Provided data ->
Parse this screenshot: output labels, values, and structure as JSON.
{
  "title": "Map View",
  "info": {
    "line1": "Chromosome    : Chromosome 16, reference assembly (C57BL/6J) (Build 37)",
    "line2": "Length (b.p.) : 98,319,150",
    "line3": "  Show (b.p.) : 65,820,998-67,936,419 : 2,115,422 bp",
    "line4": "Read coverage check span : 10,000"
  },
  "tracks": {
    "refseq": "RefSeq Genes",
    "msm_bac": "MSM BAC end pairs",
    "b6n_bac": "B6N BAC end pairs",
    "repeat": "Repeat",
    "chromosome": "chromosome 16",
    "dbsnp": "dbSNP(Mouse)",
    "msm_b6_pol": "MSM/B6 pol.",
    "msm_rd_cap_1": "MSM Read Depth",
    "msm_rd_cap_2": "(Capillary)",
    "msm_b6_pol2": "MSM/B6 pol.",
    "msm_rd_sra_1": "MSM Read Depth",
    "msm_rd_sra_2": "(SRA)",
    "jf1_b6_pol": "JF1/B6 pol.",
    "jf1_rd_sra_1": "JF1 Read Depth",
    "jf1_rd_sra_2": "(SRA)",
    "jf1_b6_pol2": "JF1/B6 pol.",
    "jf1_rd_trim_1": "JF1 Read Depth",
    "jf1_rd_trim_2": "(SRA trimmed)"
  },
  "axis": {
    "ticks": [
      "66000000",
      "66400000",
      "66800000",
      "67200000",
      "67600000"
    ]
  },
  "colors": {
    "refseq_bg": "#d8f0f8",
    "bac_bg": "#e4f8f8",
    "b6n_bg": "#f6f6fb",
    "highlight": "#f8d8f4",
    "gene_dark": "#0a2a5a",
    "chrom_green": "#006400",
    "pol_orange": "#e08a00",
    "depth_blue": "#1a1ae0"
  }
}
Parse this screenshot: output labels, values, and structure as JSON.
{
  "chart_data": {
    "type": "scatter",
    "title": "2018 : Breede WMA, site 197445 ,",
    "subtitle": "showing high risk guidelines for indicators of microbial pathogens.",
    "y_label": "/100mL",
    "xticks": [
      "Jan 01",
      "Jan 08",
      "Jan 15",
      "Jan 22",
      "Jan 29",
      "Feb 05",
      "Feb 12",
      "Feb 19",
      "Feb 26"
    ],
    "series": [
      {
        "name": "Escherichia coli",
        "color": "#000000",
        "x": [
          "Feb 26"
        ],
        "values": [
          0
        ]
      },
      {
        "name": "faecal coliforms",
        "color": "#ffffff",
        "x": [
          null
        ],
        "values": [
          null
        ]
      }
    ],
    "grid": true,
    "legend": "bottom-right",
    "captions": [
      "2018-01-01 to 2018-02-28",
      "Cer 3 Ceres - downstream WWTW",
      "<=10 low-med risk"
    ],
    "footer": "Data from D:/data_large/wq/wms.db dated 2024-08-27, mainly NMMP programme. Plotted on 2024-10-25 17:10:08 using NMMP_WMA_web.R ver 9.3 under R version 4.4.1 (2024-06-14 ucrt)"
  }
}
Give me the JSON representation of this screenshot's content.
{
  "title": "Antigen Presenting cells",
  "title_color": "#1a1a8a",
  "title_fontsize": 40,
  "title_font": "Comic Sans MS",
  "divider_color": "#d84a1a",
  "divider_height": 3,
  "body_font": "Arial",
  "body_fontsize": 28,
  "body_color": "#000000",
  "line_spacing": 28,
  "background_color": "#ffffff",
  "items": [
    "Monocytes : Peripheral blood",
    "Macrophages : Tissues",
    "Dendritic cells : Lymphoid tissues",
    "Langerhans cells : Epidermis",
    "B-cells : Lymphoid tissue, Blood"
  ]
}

Work instructions ->
Exactly as written above, please repeat the entries.

Output for this task ->
Parse this screenshot: output labels, values, and structure as JSON.
{
  "title": "Map View",
  "info": {
    "line1": "Chromosome    : Chromosome 16, reference assembly (C57BL/6J) (Build 37)",
    "line2": "Length (b.p.) : 98,319,150",
    "line3": "  Show (b.p.) : 65,820,998-67,936,419 : 2,115,422 bp",
    "line4": "Read coverage check span : 10,000"
  },
  "tracks": {
    "refseq": "RefSeq Genes",
    "msm_bac": "MSM BAC end pairs",
    "b6n_bac": "B6N BAC end pairs",
    "repeat": "Repeat",
    "chromosome": "chromosome 16",
    "dbsnp": "dbSNP(Mouse)",
    "msm_b6_pol": "MSM/B6 pol.",
    "msm_rd_cap_1": "MSM Read Depth",
    "msm_rd_cap_2": "(Capillary)",
    "msm_b6_pol2": "MSM/B6 pol.",
    "msm_rd_sra_1": "MSM Read Depth",
    "msm_rd_sra_2": "(SRA)",
    "jf1_b6_pol": "JF1/B6 pol.",
    "jf1_rd_sra_1": "JF1 Read Depth",
    "jf1_rd_sra_2": "(SRA)",
    "jf1_b6_pol2": "JF1/B6 pol.",
    "jf1_rd_trim_1": "JF1 Read Depth",
    "jf1_rd_trim_2": "(SRA trimmed)"
  },
  "axis": {
    "ticks": [
      "66000000",
      "66400000",
      "66800000",
      "67200000",
      "67600000"
    ]
  },
  "colors": {
    "refseq_bg": "#d8f0f8",
    "bac_bg": "#e4f8f8",
    "b6n_bg": "#f6f6fb",
    "highlight": "#f8d8f4",
    "gene_dark": "#0a2a5a",
    "chrom_green": "#006400",
    "pol_orange": "#e08a00",
    "depth_blue": "#1a1ae0"
  }
}
Parse this screenshot: output labels, values, and structure as JSON.
{
  "chart_data": {
    "type": "scatter",
    "title": "2018 : Breede WMA, site 197445 ,",
    "subtitle": "showing high risk guidelines for indicators of microbial pathogens.",
    "y_label": "/100mL",
    "xticks": [
      "Jan 01",
      "Jan 08",
      "Jan 15",
      "Jan 22",
      "Jan 29",
      "Feb 05",
      "Feb 12",
      "Feb 19",
      "Feb 26"
    ],
    "series": [
      {
        "name": "Escherichia coli",
        "color": "#000000",
        "x": [
          "Feb 26"
        ],
        "values": [
          0
        ]
      },
      {
        "name": "faecal coliforms",
        "color": "#ffffff",
        "x": [
          null
        ],
        "values": [
          null
        ]
      }
    ],
    "grid": true,
    "legend": "bottom-right",
    "captions": [
      "2018-01-01 to 2018-02-28",
      "Cer 3 Ceres - downstream WWTW",
      "<=10 low-med risk"
    ],
    "footer": "Data from D:/data_large/wq/wms.db dated 2024-08-27, mainly NMMP programme. Plotted on 2024-10-25 17:10:08 using NMMP_WMA_web.R ver 9.3 under R version 4.4.1 (2024-06-14 ucrt)"
  }
}
Give me the JSON representation of this screenshot's content.
{
  "title": "Antigen Presenting cells",
  "title_color": "#1a1a8a",
  "title_fontsize": 40,
  "title_font": "Comic Sans MS",
  "divider_color": "#d84a1a",
  "divider_height": 3,
  "body_font": "Arial",
  "body_fontsize": 28,
  "body_color": "#000000",
  "line_spacing": 28,
  "background_color": "#ffffff",
  "items": [
    "Monocytes : Peripheral blood",
    "Macrophages : Tissues",
    "Dendritic cells : Lymphoid tissues",
    "Langerhans cells : Epidermis",
    "B-cells : Lymphoid tissue, Blood"
  ]
}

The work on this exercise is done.